■ **Work to do**
Report all lines from the entries below in which "Currents" appears.

■ **Material for the task**
--- START ---

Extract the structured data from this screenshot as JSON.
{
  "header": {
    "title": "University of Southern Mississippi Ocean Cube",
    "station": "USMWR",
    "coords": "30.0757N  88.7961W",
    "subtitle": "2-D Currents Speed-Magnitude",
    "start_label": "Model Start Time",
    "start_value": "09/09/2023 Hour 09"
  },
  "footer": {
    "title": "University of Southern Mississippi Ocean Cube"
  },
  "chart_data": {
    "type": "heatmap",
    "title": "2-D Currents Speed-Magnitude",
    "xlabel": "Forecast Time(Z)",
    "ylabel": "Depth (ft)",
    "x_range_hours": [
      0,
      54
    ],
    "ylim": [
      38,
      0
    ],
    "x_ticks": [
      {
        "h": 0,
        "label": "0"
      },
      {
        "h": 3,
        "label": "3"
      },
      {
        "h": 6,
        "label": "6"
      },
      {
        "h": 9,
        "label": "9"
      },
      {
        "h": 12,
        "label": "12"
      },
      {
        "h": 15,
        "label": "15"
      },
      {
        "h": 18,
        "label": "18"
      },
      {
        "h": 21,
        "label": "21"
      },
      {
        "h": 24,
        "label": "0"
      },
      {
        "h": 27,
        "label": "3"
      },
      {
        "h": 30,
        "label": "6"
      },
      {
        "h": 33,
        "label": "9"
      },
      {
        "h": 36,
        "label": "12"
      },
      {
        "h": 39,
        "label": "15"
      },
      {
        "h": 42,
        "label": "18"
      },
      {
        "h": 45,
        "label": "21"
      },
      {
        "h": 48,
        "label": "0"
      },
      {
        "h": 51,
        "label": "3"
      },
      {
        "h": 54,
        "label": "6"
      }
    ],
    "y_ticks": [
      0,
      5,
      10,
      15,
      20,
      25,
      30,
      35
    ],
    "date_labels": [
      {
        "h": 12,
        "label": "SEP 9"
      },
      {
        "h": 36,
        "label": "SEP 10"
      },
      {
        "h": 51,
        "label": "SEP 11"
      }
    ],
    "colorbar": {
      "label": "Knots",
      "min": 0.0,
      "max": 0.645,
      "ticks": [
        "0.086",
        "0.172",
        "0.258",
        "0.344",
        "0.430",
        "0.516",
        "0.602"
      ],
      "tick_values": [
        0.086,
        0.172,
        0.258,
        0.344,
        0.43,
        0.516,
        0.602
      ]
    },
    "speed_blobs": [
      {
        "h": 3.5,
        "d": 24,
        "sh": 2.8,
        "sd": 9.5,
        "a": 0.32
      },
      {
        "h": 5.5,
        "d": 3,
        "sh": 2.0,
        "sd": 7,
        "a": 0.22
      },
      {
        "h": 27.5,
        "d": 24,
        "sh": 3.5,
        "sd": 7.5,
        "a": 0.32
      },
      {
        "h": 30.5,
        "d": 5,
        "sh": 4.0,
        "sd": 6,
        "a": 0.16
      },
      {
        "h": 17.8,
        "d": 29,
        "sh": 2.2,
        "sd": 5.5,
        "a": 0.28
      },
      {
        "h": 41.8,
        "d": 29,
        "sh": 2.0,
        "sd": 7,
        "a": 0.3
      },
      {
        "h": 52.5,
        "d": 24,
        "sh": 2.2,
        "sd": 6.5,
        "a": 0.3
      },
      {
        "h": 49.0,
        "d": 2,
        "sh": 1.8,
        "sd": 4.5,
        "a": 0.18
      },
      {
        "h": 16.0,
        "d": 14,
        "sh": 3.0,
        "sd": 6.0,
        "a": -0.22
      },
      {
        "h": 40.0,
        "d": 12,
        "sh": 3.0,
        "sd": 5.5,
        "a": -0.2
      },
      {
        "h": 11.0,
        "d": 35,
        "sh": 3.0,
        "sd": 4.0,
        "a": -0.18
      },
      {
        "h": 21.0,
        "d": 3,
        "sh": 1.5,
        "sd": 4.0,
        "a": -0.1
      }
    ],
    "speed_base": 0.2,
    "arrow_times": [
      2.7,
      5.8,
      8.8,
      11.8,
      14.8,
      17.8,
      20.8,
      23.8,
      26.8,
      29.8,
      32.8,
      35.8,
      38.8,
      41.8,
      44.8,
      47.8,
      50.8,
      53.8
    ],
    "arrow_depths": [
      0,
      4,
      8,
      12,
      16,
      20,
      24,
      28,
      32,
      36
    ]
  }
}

--- END ---

■ **Answer for this exercise**
    "subtitle": "2-D Currents Speed-Magnitude",
    "title": "2-D Currents Speed-Magnitude",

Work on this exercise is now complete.